> [REQUIRED TASK] Retype the material in full, keeping every word the same.

> [MATERIAL FOR THIS TASK]
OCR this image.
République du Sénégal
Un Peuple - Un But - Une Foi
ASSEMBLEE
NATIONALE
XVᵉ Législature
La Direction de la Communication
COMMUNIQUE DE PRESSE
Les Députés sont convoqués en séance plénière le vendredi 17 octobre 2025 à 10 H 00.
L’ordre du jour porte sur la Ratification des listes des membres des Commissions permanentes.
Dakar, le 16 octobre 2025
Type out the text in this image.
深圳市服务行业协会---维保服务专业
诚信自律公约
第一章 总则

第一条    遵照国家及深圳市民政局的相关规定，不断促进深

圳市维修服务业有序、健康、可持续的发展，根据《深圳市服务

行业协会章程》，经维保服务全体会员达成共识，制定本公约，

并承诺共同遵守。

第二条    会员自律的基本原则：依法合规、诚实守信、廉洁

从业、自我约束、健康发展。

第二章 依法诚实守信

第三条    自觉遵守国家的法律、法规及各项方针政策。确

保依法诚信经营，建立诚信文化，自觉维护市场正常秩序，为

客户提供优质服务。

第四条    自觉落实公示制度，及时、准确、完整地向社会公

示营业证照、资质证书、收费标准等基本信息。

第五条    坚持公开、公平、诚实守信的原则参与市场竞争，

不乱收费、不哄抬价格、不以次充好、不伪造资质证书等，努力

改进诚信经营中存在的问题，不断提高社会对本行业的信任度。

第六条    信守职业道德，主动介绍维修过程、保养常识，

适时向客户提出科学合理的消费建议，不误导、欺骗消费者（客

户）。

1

> [WRITTEN RESPONSE]
OCR this image.
République du Sénégal
Un Peuple - Un But - Une Foi
ASSEMBLEE
NATIONALE
XVᵉ Législature
La Direction de la Communication
COMMUNIQUE DE PRESSE
Les Députés sont convoqués en séance plénière le vendredi 17 octobre 2025 à 10 H 00.
L’ordre du jour porte sur la Ratification des listes des membres des Commissions permanentes.
Dakar, le 16 octobre 2025
Type out the text in this image.
深圳市服务行业协会---维保服务专业
诚信自律公约
第一章 总则

第一条    遵照国家及深圳市民政局的相关规定，不断促进深

圳市维修服务业有序、健康、可持续的发展，根据《深圳市服务

行业协会章程》，经维保服务全体会员达成共识，制定本公约，

并承诺共同遵守。

第二条    会员自律的基本原则：依法合规、诚实守信、廉洁

从业、自我约束、健康发展。

第二章 依法诚实守信

第三条    自觉遵守国家的法律、法规及各项方针政策。确

保依法诚信经营，建立诚信文化，自觉维护市场正常秩序，为

客户提供优质服务。

第四条    自觉落实公示制度，及时、准确、完整地向社会公

示营业证照、资质证书、收费标准等基本信息。

第五条    坚持公开、公平、诚实守信的原则参与市场竞争，

不乱收费、不哄抬价格、不以次充好、不伪造资质证书等，努力

改进诚信经营中存在的问题，不断提高社会对本行业的信任度。

第六条    信守职业道德，主动介绍维修过程、保养常识，

适时向客户提出科学合理的消费建议，不误导、欺骗消费者（客

户）。

1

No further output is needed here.